[Figure contents as structured data]
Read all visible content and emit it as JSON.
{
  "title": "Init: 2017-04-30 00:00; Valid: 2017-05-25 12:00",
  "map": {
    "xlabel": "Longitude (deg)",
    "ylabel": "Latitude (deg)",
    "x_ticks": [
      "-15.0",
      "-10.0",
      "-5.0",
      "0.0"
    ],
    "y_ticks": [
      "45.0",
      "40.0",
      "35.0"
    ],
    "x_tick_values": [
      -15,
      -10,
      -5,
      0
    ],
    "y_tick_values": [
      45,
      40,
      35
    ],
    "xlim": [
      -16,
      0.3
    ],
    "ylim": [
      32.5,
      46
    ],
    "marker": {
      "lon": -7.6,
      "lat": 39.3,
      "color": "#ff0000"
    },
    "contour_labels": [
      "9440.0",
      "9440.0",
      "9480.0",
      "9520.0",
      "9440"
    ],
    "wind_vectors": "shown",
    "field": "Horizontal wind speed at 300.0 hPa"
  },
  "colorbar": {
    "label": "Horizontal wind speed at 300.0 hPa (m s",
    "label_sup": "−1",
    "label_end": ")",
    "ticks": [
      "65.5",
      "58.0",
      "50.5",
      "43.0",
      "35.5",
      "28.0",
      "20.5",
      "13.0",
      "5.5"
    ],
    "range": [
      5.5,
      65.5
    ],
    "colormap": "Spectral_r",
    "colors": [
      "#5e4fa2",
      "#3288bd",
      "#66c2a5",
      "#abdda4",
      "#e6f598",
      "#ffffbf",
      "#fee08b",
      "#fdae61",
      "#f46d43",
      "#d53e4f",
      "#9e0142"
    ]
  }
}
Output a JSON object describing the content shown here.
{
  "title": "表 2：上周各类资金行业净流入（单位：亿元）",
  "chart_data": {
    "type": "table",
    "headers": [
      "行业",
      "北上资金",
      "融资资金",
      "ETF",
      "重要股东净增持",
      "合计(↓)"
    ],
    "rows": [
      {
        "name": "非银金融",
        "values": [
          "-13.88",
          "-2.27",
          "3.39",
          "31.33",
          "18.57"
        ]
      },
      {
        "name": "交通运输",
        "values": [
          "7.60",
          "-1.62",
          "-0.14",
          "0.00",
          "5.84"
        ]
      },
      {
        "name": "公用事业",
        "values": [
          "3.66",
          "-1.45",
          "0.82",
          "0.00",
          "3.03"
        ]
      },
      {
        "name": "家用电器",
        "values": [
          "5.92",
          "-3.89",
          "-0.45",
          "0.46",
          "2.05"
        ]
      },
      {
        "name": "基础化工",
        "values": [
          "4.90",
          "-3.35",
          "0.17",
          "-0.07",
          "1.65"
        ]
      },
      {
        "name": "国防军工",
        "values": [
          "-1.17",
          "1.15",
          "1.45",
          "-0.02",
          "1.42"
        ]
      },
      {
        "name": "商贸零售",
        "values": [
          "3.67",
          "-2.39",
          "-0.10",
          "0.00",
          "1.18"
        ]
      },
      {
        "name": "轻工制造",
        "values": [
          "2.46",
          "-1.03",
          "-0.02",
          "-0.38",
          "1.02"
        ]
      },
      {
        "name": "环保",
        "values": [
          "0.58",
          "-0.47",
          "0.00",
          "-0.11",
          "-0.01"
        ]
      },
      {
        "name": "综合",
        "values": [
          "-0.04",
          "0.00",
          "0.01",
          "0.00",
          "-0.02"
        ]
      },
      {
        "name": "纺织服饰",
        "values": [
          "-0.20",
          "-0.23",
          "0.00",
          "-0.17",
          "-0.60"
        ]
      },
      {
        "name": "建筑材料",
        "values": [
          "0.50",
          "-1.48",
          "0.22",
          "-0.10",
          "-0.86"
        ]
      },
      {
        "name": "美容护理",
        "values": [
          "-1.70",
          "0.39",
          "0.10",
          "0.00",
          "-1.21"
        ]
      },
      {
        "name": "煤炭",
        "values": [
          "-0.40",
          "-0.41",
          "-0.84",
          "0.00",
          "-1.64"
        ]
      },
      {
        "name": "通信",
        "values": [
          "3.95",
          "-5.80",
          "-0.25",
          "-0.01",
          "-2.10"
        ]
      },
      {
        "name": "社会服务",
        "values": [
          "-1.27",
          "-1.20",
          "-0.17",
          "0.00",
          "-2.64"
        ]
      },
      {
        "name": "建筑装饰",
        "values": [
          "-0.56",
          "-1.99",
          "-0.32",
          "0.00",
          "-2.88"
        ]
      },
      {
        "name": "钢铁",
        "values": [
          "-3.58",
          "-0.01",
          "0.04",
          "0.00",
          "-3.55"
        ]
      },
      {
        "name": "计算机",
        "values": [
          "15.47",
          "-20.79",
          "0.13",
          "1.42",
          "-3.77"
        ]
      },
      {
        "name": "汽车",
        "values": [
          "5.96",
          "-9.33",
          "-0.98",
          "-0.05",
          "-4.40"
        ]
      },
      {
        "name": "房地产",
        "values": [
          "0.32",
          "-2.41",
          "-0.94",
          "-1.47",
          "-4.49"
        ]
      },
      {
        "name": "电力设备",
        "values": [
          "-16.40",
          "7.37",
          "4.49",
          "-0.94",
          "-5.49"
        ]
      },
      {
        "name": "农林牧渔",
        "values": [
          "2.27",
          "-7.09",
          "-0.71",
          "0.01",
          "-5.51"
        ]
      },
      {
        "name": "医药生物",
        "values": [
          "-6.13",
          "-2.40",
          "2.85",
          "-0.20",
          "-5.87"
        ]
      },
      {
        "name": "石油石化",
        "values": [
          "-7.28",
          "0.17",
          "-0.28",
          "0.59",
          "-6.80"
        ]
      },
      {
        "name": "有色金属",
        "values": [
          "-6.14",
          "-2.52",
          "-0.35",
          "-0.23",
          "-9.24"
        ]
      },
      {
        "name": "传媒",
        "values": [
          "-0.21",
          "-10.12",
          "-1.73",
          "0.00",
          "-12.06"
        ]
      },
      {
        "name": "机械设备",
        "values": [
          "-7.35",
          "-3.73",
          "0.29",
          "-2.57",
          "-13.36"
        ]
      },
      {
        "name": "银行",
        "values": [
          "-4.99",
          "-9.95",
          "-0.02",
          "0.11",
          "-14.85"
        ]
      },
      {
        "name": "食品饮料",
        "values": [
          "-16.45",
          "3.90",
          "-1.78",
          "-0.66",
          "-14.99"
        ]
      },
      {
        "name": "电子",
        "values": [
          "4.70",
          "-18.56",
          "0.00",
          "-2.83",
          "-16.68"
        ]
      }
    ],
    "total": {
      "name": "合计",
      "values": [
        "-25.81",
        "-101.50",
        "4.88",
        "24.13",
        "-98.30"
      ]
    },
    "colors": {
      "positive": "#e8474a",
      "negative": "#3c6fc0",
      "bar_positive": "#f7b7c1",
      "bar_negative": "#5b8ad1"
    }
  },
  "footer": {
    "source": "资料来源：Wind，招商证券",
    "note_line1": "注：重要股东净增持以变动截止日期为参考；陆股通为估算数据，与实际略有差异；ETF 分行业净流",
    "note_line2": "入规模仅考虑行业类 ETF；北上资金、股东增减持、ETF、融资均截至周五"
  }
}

= What you will do =
Using the material above, report each line where "shown" occurs.

= Task response =
    "wind_vectors": "shown",
Output a JSON object describing the content shown here.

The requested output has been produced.